--- begin Extracted material ---

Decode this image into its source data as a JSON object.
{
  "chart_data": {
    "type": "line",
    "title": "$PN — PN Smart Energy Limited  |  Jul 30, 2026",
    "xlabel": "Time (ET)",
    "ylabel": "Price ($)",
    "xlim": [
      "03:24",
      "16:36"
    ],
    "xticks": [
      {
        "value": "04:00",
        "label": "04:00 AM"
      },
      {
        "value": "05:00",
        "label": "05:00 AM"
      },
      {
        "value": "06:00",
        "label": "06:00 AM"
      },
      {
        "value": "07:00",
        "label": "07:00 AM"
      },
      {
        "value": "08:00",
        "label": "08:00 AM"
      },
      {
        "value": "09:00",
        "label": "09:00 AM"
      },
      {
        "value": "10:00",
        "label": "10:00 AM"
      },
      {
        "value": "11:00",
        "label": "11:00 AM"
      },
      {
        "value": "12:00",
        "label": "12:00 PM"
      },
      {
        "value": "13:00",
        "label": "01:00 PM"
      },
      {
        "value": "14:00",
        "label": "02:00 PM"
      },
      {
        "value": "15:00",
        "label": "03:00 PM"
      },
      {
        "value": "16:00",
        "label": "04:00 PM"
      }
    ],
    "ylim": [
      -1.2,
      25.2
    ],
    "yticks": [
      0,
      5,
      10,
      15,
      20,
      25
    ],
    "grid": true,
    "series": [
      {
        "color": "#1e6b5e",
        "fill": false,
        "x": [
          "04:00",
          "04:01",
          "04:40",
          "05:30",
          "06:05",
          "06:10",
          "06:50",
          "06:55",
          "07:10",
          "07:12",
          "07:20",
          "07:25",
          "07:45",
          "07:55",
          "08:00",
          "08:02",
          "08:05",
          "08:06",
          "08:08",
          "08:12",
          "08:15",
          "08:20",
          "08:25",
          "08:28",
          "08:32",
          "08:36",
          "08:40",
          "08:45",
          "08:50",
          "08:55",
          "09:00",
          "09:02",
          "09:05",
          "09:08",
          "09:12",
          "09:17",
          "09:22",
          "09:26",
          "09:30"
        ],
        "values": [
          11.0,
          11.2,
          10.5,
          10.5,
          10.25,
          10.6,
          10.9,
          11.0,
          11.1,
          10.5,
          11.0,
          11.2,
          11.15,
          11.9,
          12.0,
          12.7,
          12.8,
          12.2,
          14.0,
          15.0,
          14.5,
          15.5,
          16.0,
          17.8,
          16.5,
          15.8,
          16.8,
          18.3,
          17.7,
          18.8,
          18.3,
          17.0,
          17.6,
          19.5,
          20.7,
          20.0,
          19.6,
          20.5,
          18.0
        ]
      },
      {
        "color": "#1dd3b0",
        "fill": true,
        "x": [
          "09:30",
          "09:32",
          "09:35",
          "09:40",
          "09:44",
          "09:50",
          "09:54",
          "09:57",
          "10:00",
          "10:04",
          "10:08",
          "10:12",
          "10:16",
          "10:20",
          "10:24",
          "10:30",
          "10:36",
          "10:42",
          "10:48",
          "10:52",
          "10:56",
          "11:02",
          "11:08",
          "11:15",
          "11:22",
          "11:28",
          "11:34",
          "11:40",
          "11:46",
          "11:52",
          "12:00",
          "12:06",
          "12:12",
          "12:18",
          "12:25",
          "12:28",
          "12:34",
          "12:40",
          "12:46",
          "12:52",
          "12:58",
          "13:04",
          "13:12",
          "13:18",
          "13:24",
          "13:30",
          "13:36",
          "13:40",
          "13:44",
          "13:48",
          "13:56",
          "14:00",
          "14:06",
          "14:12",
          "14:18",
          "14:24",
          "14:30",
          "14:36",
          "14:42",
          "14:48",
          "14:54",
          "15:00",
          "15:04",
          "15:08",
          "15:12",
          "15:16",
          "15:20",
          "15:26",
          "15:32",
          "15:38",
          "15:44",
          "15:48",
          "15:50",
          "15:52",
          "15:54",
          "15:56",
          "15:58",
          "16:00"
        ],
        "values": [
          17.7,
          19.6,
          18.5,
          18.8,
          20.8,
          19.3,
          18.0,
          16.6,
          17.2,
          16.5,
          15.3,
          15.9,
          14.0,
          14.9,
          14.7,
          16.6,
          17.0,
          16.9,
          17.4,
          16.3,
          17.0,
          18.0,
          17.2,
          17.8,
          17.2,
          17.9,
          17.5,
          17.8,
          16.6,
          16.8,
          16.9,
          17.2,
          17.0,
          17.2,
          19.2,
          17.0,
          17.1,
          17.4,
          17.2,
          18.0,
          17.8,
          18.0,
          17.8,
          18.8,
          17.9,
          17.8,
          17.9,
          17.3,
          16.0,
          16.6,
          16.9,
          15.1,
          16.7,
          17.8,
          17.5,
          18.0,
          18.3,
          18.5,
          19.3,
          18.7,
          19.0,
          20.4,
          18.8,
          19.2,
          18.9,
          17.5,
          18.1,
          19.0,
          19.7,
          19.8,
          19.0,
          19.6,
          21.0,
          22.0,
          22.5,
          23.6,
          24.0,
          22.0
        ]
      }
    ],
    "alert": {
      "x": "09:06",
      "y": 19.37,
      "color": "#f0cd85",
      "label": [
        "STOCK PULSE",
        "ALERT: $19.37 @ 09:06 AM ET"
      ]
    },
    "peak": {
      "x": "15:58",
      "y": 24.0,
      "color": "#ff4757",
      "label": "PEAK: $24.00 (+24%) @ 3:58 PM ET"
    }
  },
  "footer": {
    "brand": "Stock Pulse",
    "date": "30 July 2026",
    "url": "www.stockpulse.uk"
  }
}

--- end Extracted material ---

The problem
The records above are to be copied in full, exactly as written.

The response
Decode this image into its source data as a JSON object.
{
  "chart_data": {
    "type": "line",
    "title": "$PN — PN Smart Energy Limited  |  Jul 30, 2026",
    "xlabel": "Time (ET)",
    "ylabel": "Price ($)",
    "xlim": [
      "03:24",
      "16:36"
    ],
    "xticks": [
      {
        "value": "04:00",
        "label": "04:00 AM"
      },
      {
        "value": "05:00",
        "label": "05:00 AM"
      },
      {
        "value": "06:00",
        "label": "06:00 AM"
      },
      {
        "value": "07:00",
        "label": "07:00 AM"
      },
      {
        "value": "08:00",
        "label": "08:00 AM"
      },
      {
        "value": "09:00",
        "label": "09:00 AM"
      },
      {
        "value": "10:00",
        "label": "10:00 AM"
      },
      {
        "value": "11:00",
        "label": "11:00 AM"
      },
      {
        "value": "12:00",
        "label": "12:00 PM"
      },
      {
        "value": "13:00",
        "label": "01:00 PM"
      },
      {
        "value": "14:00",
        "label": "02:00 PM"
      },
      {
        "value": "15:00",
        "label": "03:00 PM"
      },
      {
        "value": "16:00",
        "label": "04:00 PM"
      }
    ],
    "ylim": [
      -1.2,
      25.2
    ],
    "yticks": [
      0,
      5,
      10,
      15,
      20,
      25
    ],
    "grid": true,
    "series": [
      {
        "color": "#1e6b5e",
        "fill": false,
        "x": [
          "04:00",
          "04:01",
          "04:40",
          "05:30",
          "06:05",
          "06:10",
          "06:50",
          "06:55",
          "07:10",
          "07:12",
          "07:20",
          "07:25",
          "07:45",
          "07:55",
          "08:00",
          "08:02",
          "08:05",
          "08:06",
          "08:08",
          "08:12",
          "08:15",
          "08:20",
          "08:25",
          "08:28",
          "08:32",
          "08:36",
          "08:40",
          "08:45",
          "08:50",
          "08:55",
          "09:00",
          "09:02",
          "09:05",
          "09:08",
          "09:12",
          "09:17",
          "09:22",
          "09:26",
          "09:30"
        ],
        "values": [
          11.0,
          11.2,
          10.5,
          10.5,
          10.25,
          10.6,
          10.9,
          11.0,
          11.1,
          10.5,
          11.0,
          11.2,
          11.15,
          11.9,
          12.0,
          12.7,
          12.8,
          12.2,
          14.0,
          15.0,
          14.5,
          15.5,
          16.0,
          17.8,
          16.5,
          15.8,
          16.8,
          18.3,
          17.7,
          18.8,
          18.3,
          17.0,
          17.6,
          19.5,
          20.7,
          20.0,
          19.6,
          20.5,
          18.0
        ]
      },
      {
        "color": "#1dd3b0",
        "fill": true,
        "x": [
          "09:30",
          "09:32",
          "09:35",
          "09:40",
          "09:44",
          "09:50",
          "09:54",
          "09:57",
          "10:00",
          "10:04",
          "10:08",
          "10:12",
          "10:16",
          "10:20",
          "10:24",
          "10:30",
          "10:36",
          "10:42",
          "10:48",
          "10:52",
          "10:56",
          "11:02",
          "11:08",
          "11:15",
          "11:22",
          "11:28",
          "11:34",
          "11:40",
          "11:46",
          "11:52",
          "12:00",
          "12:06",
          "12:12",
          "12:18",
          "12:25",
          "12:28",
          "12:34",
          "12:40",
          "12:46",
          "12:52",
          "12:58",
          "13:04",
          "13:12",
          "13:18",
          "13:24",
          "13:30",
          "13:36",
          "13:40",
          "13:44",
          "13:48",
          "13:56",
          "14:00",
          "14:06",
          "14:12",
          "14:18",
          "14:24",
          "14:30",
          "14:36",
          "14:42",
          "14:48",
          "14:54",
          "15:00",
          "15:04",
          "15:08",
          "15:12",
          "15:16",
          "15:20",
          "15:26",
          "15:32",
          "15:38",
          "15:44",
          "15:48",
          "15:50",
          "15:52",
          "15:54",
          "15:56",
          "15:58",
          "16:00"
        ],
        "values": [
          17.7,
          19.6,
          18.5,
          18.8,
          20.8,
          19.3,
          18.0,
          16.6,
          17.2,
          16.5,
          15.3,
          15.9,
          14.0,
          14.9,
          14.7,
          16.6,
          17.0,
          16.9,
          17.4,
          16.3,
          17.0,
          18.0,
          17.2,
          17.8,
          17.2,
          17.9,
          17.5,
          17.8,
          16.6,
          16.8,
          16.9,
          17.2,
          17.0,
          17.2,
          19.2,
          17.0,
          17.1,
          17.4,
          17.2,
          18.0,
          17.8,
          18.0,
          17.8,
          18.8,
          17.9,
          17.8,
          17.9,
          17.3,
          16.0,
          16.6,
          16.9,
          15.1,
          16.7,
          17.8,
          17.5,
          18.0,
          18.3,
          18.5,
          19.3,
          18.7,
          19.0,
          20.4,
          18.8,
          19.2,
          18.9,
          17.5,
          18.1,
          19.0,
          19.7,
          19.8,
          19.0,
          19.6,
          21.0,
          22.0,
          22.5,
          23.6,
          24.0,
          22.0
        ]
      }
    ],
    "alert": {
      "x": "09:06",
      "y": 19.37,
      "color": "#f0cd85",
      "label": [
        "STOCK PULSE",
        "ALERT: $19.37 @ 09:06 AM ET"
      ]
    },
    "peak": {
      "x": "15:58",
      "y": 24.0,
      "color": "#ff4757",
      "label": "PEAK: $24.00 (+24%) @ 3:58 PM ET"
    }
  },
  "footer": {
    "brand": "Stock Pulse",
    "date": "30 July 2026",
    "url": "www.stockpulse.uk"
  }
}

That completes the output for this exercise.